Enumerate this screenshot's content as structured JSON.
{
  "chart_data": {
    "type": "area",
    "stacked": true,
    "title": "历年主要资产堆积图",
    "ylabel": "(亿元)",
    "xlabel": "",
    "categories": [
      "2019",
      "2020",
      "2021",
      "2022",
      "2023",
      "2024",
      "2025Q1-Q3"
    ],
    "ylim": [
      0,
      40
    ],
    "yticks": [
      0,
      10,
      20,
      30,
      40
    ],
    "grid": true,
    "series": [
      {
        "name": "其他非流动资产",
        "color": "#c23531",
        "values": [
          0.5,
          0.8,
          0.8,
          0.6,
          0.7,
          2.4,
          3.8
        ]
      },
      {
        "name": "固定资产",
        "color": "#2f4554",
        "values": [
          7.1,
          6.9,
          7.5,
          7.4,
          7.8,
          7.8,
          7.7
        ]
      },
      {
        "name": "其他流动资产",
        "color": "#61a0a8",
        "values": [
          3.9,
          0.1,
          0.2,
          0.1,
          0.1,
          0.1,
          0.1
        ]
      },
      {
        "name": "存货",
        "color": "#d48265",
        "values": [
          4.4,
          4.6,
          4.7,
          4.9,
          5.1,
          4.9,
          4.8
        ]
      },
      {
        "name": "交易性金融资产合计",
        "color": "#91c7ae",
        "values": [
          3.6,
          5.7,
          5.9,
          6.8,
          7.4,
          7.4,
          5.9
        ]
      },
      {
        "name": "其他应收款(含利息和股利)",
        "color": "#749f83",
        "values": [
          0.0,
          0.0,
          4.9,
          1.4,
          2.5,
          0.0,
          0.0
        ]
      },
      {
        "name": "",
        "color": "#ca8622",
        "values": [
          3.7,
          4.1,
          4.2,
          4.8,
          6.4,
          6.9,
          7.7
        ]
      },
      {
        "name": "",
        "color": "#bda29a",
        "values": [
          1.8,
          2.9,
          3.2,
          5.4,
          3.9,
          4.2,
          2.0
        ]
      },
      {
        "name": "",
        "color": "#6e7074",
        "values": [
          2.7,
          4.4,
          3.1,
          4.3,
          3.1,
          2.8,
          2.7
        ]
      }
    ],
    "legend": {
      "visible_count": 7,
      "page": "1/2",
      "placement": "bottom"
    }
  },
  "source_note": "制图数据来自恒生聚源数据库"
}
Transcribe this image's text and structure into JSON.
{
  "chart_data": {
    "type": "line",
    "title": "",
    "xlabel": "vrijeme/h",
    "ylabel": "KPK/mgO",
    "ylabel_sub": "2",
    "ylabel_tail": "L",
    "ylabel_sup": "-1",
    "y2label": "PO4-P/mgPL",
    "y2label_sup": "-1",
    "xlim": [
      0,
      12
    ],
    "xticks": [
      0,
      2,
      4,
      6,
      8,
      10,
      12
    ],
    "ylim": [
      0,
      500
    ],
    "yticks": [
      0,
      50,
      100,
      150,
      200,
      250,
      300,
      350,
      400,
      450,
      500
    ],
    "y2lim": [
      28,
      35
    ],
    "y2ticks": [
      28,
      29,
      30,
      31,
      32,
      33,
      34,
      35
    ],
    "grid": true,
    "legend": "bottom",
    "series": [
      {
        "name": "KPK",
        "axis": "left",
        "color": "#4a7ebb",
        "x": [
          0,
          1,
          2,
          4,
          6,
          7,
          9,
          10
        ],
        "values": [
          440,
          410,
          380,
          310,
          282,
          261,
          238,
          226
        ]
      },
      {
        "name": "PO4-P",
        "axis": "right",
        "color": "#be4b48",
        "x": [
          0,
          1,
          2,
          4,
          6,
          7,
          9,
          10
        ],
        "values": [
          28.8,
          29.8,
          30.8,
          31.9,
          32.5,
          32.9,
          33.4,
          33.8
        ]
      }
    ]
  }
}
● ● ● ● ● ● ●
§ Exercise aim:
Every record should be given again exactly.

§ Reply to the exercise:
Enumerate this screenshot's content as structured JSON.
{
  "chart_data": {
    "type": "area",
    "stacked": true,
    "title": "历年主要资产堆积图",
    "ylabel": "(亿元)",
    "xlabel": "",
    "categories": [
      "2019",
      "2020",
      "2021",
      "2022",
      "2023",
      "2024",
      "2025Q1-Q3"
    ],
    "ylim": [
      0,
      40
    ],
    "yticks": [
      0,
      10,
      20,
      30,
      40
    ],
    "grid": true,
    "series": [
      {
        "name": "其他非流动资产",
        "color": "#c23531",
        "values": [
          0.5,
          0.8,
          0.8,
          0.6,
          0.7,
          2.4,
          3.8
        ]
      },
      {
        "name": "固定资产",
        "color": "#2f4554",
        "values": [
          7.1,
          6.9,
          7.5,
          7.4,
          7.8,
          7.8,
          7.7
        ]
      },
      {
        "name": "其他流动资产",
        "color": "#61a0a8",
        "values": [
          3.9,
          0.1,
          0.2,
          0.1,
          0.1,
          0.1,
          0.1
        ]
      },
      {
        "name": "存货",
        "color": "#d48265",
        "values": [
          4.4,
          4.6,
          4.7,
          4.9,
          5.1,
          4.9,
          4.8
        ]
      },
      {
        "name": "交易性金融资产合计",
        "color": "#91c7ae",
        "values": [
          3.6,
          5.7,
          5.9,
          6.8,
          7.4,
          7.4,
          5.9
        ]
      },
      {
        "name": "其他应收款(含利息和股利)",
        "color": "#749f83",
        "values": [
          0.0,
          0.0,
          4.9,
          1.4,
          2.5,
          0.0,
          0.0
        ]
      },
      {
        "name": "",
        "color": "#ca8622",
        "values": [
          3.7,
          4.1,
          4.2,
          4.8,
          6.4,
          6.9,
          7.7
        ]
      },
      {
        "name": "",
        "color": "#bda29a",
        "values": [
          1.8,
          2.9,
          3.2,
          5.4,
          3.9,
          4.2,
          2.0
        ]
      },
      {
        "name": "",
        "color": "#6e7074",
        "values": [
          2.7,
          4.4,
          3.1,
          4.3,
          3.1,
          2.8,
          2.7
        ]
      }
    ],
    "legend": {
      "visible_count": 7,
      "page": "1/2",
      "placement": "bottom"
    }
  },
  "source_note": "制图数据来自恒生聚源数据库"
}
Transcribe this image's text and structure into JSON.
{
  "chart_data": {
    "type": "line",
    "title": "",
    "xlabel": "vrijeme/h",
    "ylabel": "KPK/mgO",
    "ylabel_sub": "2",
    "ylabel_tail": "L",
    "ylabel_sup": "-1",
    "y2label": "PO4-P/mgPL",
    "y2label_sup": "-1",
    "xlim": [
      0,
      12
    ],
    "xticks": [
      0,
      2,
      4,
      6,
      8,
      10,
      12
    ],
    "ylim": [
      0,
      500
    ],
    "yticks": [
      0,
      50,
      100,
      150,
      200,
      250,
      300,
      350,
      400,
      450,
      500
    ],
    "y2lim": [
      28,
      35
    ],
    "y2ticks": [
      28,
      29,
      30,
      31,
      32,
      33,
      34,
      35
    ],
    "grid": true,
    "legend": "bottom",
    "series": [
      {
        "name": "KPK",
        "axis": "left",
        "color": "#4a7ebb",
        "x": [
          0,
          1,
          2,
          4,
          6,
          7,
          9,
          10
        ],
        "values": [
          440,
          410,
          380,
          310,
          282,
          261,
          238,
          226
        ]
      },
      {
        "name": "PO4-P",
        "axis": "right",
        "color": "#be4b48",
        "x": [
          0,
          1,
          2,
          4,
          6,
          7,
          9,
          10
        ],
        "values": [
          28.8,
          29.8,
          30.8,
          31.9,
          32.5,
          32.9,
          33.4,
          33.8
        ]
      }
    ]
  }
}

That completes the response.